▶ _EXERCISE BRIEF_
Copy out each line featuring the string "USDJPY" from the entries beneath.

▶ _ITEMS_
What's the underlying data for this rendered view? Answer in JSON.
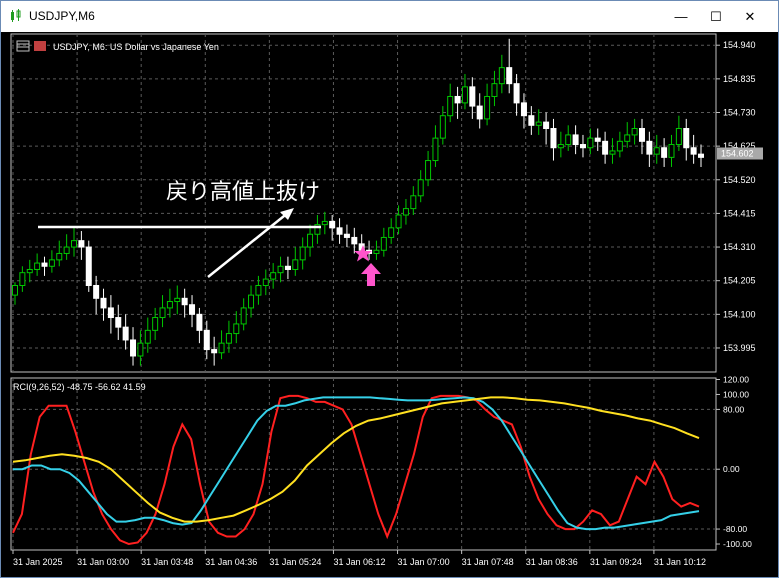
{
  "window": {
    "title": "USDJPY,M6",
    "buttons": {
      "minimize": "—",
      "maximize": "☐",
      "close": "✕"
    }
  },
  "chart_header": {
    "symbol_line": "USDJPY, M6:  US Dollar vs Japanese Yen",
    "indicator_line": "RCI(9,26,52) -48.75 -56.62 41.59"
  },
  "annotation": {
    "text": "戻り高値上抜け",
    "star_color": "#ff55cc",
    "arrow_color": "#ff55cc"
  },
  "colors": {
    "background": "#000000",
    "grid": "#5a5a5a",
    "bull": "#00c800",
    "bear": "#ffffff",
    "rci_fast": "#ff2020",
    "rci_mid": "#35d0e8",
    "rci_slow": "#ffe020",
    "axis_text": "#ffffff",
    "current_price_tag": "#a9a9a9"
  },
  "chart_data": {
    "type": "candlestick",
    "price_axis": {
      "ticks": [
        "154.940",
        "154.835",
        "154.730",
        "154.625",
        "154.520",
        "154.415",
        "154.310",
        "154.205",
        "154.100",
        "153.995"
      ],
      "tick_values": [
        154.94,
        154.835,
        154.73,
        154.625,
        154.52,
        154.415,
        154.31,
        154.205,
        154.1,
        153.995
      ],
      "range": [
        153.92,
        154.975
      ],
      "current_price": "154.602"
    },
    "time_axis": [
      "31 Jan 2025",
      "31 Jan 03:00",
      "31 Jan 03:48",
      "31 Jan 04:36",
      "31 Jan 05:24",
      "31 Jan 06:12",
      "31 Jan 07:00",
      "31 Jan 07:48",
      "31 Jan 08:36",
      "31 Jan 09:24",
      "31 Jan 10:12"
    ],
    "candles": [
      [
        154.16,
        154.19,
        154.13,
        154.2
      ],
      [
        154.19,
        154.23,
        154.17,
        154.25
      ],
      [
        154.23,
        154.24,
        154.2,
        154.27
      ],
      [
        154.24,
        154.26,
        154.22,
        154.29
      ],
      [
        154.26,
        154.25,
        154.22,
        154.28
      ],
      [
        154.25,
        154.27,
        154.23,
        154.3
      ],
      [
        154.27,
        154.29,
        154.25,
        154.33
      ],
      [
        154.29,
        154.31,
        154.27,
        154.35
      ],
      [
        154.31,
        154.33,
        154.28,
        154.37
      ],
      [
        154.33,
        154.31,
        154.27,
        154.36
      ],
      [
        154.31,
        154.19,
        154.17,
        154.33
      ],
      [
        154.19,
        154.15,
        154.1,
        154.22
      ],
      [
        154.15,
        154.12,
        154.08,
        154.18
      ],
      [
        154.12,
        154.09,
        154.04,
        154.16
      ],
      [
        154.09,
        154.06,
        154.02,
        154.13
      ],
      [
        154.06,
        154.02,
        153.99,
        154.1
      ],
      [
        154.02,
        153.97,
        153.94,
        154.06
      ],
      [
        153.97,
        154.01,
        153.94,
        154.05
      ],
      [
        154.01,
        154.05,
        153.98,
        154.09
      ],
      [
        154.05,
        154.09,
        154.02,
        154.12
      ],
      [
        154.09,
        154.12,
        154.06,
        154.16
      ],
      [
        154.12,
        154.14,
        154.09,
        154.18
      ],
      [
        154.14,
        154.15,
        154.1,
        154.19
      ],
      [
        154.15,
        154.13,
        154.09,
        154.18
      ],
      [
        154.13,
        154.1,
        154.06,
        154.16
      ],
      [
        154.1,
        154.05,
        154.01,
        154.12
      ],
      [
        154.05,
        153.99,
        153.96,
        154.08
      ],
      [
        153.99,
        153.98,
        153.94,
        154.03
      ],
      [
        153.98,
        154.01,
        153.96,
        154.05
      ],
      [
        154.01,
        154.04,
        153.98,
        154.08
      ],
      [
        154.04,
        154.07,
        154.01,
        154.11
      ],
      [
        154.07,
        154.12,
        154.05,
        154.15
      ],
      [
        154.12,
        154.16,
        154.09,
        154.19
      ],
      [
        154.16,
        154.19,
        154.13,
        154.22
      ],
      [
        154.19,
        154.21,
        154.16,
        154.24
      ],
      [
        154.21,
        154.23,
        154.18,
        154.26
      ],
      [
        154.23,
        154.25,
        154.2,
        154.28
      ],
      [
        154.25,
        154.24,
        154.21,
        154.28
      ],
      [
        154.24,
        154.27,
        154.22,
        154.31
      ],
      [
        154.27,
        154.31,
        154.24,
        154.34
      ],
      [
        154.31,
        154.35,
        154.28,
        154.38
      ],
      [
        154.35,
        154.38,
        154.32,
        154.41
      ],
      [
        154.38,
        154.39,
        154.35,
        154.42
      ],
      [
        154.39,
        154.37,
        154.33,
        154.41
      ],
      [
        154.37,
        154.35,
        154.32,
        154.4
      ],
      [
        154.35,
        154.34,
        154.31,
        154.38
      ],
      [
        154.34,
        154.32,
        154.29,
        154.37
      ],
      [
        154.32,
        154.3,
        154.28,
        154.35
      ],
      [
        154.3,
        154.29,
        154.27,
        154.33
      ],
      [
        154.29,
        154.3,
        154.27,
        154.33
      ],
      [
        154.3,
        154.34,
        154.28,
        154.37
      ],
      [
        154.34,
        154.37,
        154.32,
        154.4
      ],
      [
        154.37,
        154.41,
        154.35,
        154.44
      ],
      [
        154.41,
        154.43,
        154.38,
        154.46
      ],
      [
        154.43,
        154.47,
        154.41,
        154.5
      ],
      [
        154.47,
        154.52,
        154.45,
        154.55
      ],
      [
        154.52,
        154.58,
        154.5,
        154.61
      ],
      [
        154.58,
        154.65,
        154.56,
        154.69
      ],
      [
        154.65,
        154.72,
        154.63,
        154.75
      ],
      [
        154.72,
        154.78,
        154.7,
        154.82
      ],
      [
        154.78,
        154.76,
        154.71,
        154.81
      ],
      [
        154.76,
        154.81,
        154.74,
        154.85
      ],
      [
        154.81,
        154.75,
        154.71,
        154.84
      ],
      [
        154.75,
        154.71,
        154.68,
        154.79
      ],
      [
        154.71,
        154.78,
        154.69,
        154.82
      ],
      [
        154.78,
        154.82,
        154.75,
        154.86
      ],
      [
        154.82,
        154.87,
        154.79,
        154.91
      ],
      [
        154.87,
        154.82,
        154.79,
        154.96
      ],
      [
        154.82,
        154.76,
        154.72,
        154.85
      ],
      [
        154.76,
        154.72,
        154.68,
        154.79
      ],
      [
        154.72,
        154.69,
        154.66,
        154.75
      ],
      [
        154.69,
        154.7,
        154.66,
        154.74
      ],
      [
        154.7,
        154.68,
        154.63,
        154.73
      ],
      [
        154.68,
        154.62,
        154.58,
        154.71
      ],
      [
        154.62,
        154.63,
        154.59,
        154.67
      ],
      [
        154.63,
        154.66,
        154.61,
        154.69
      ],
      [
        154.66,
        154.63,
        154.6,
        154.69
      ],
      [
        154.63,
        154.62,
        154.59,
        154.66
      ],
      [
        154.62,
        154.65,
        154.6,
        154.68
      ],
      [
        154.65,
        154.64,
        154.61,
        154.68
      ],
      [
        154.64,
        154.6,
        154.57,
        154.67
      ],
      [
        154.6,
        154.61,
        154.57,
        154.65
      ],
      [
        154.61,
        154.64,
        154.59,
        154.67
      ],
      [
        154.64,
        154.66,
        154.62,
        154.7
      ],
      [
        154.66,
        154.68,
        154.63,
        154.71
      ],
      [
        154.68,
        154.64,
        154.6,
        154.71
      ],
      [
        154.64,
        154.6,
        154.56,
        154.67
      ],
      [
        154.6,
        154.62,
        154.57,
        154.66
      ],
      [
        154.62,
        154.59,
        154.56,
        154.65
      ],
      [
        154.59,
        154.63,
        154.56,
        154.66
      ],
      [
        154.63,
        154.68,
        154.61,
        154.72
      ],
      [
        154.68,
        154.62,
        154.58,
        154.71
      ],
      [
        154.62,
        154.6,
        154.57,
        154.66
      ],
      [
        154.6,
        154.59,
        154.56,
        154.63
      ]
    ],
    "rci_axis": {
      "ticks": [
        "120.00",
        "100.00",
        "80.00",
        "0.00",
        "-80.00",
        "-100.00"
      ],
      "tick_values": [
        120,
        100,
        80,
        0,
        -80,
        -100
      ],
      "range": [
        -108,
        122
      ]
    },
    "rci_series": [
      {
        "name": "RCI 9",
        "values": [
          -85,
          -60,
          20,
          70,
          85,
          85,
          85,
          50,
          10,
          -30,
          -60,
          -80,
          -95,
          -100,
          -98,
          -85,
          -60,
          -20,
          30,
          60,
          40,
          -20,
          -70,
          -85,
          -90,
          -90,
          -80,
          -60,
          -20,
          50,
          95,
          98,
          98,
          95,
          90,
          90,
          85,
          80,
          60,
          20,
          -20,
          -60,
          -90,
          -60,
          -20,
          20,
          70,
          95,
          98,
          98,
          98,
          96,
          92,
          80,
          70,
          65,
          60,
          30,
          -10,
          -40,
          -60,
          -75,
          -80,
          -80,
          -70,
          -55,
          -60,
          -75,
          -70,
          -40,
          -10,
          -20,
          10,
          -10,
          -40,
          -50,
          -45,
          -50
        ]
      },
      {
        "name": "RCI 26",
        "values": [
          0,
          0,
          5,
          5,
          0,
          0,
          -5,
          -15,
          -30,
          -45,
          -60,
          -70,
          -70,
          -68,
          -65,
          -65,
          -68,
          -72,
          -74,
          -72,
          -55,
          -35,
          -15,
          5,
          25,
          45,
          65,
          78,
          85,
          85,
          88,
          92,
          94,
          96,
          96,
          96,
          96,
          96,
          96,
          95,
          94,
          93,
          92,
          92,
          92,
          93,
          94,
          95,
          96,
          95,
          90,
          80,
          65,
          45,
          25,
          5,
          -15,
          -35,
          -55,
          -72,
          -78,
          -80,
          -80,
          -78,
          -78,
          -76,
          -74,
          -72,
          -70,
          -68,
          -62,
          -60,
          -58,
          -56
        ]
      },
      {
        "name": "RCI 52",
        "values": [
          10,
          12,
          15,
          18,
          20,
          18,
          15,
          10,
          0,
          -15,
          -30,
          -45,
          -58,
          -65,
          -70,
          -70,
          -68,
          -65,
          -62,
          -55,
          -48,
          -40,
          -30,
          -15,
          5,
          20,
          35,
          48,
          58,
          65,
          68,
          72,
          76,
          80,
          84,
          88,
          90,
          92,
          94,
          96,
          96,
          95,
          93,
          92,
          90,
          88,
          85,
          82,
          78,
          75,
          72,
          68,
          65,
          60,
          55,
          48,
          41.59
        ]
      }
    ]
  }
}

▶ _RESPONSE TO THIS EXERCISE_
    "title": "USDJPY,M6",
    "symbol_line": "USDJPY, M6:  US Dollar vs Japanese Yen",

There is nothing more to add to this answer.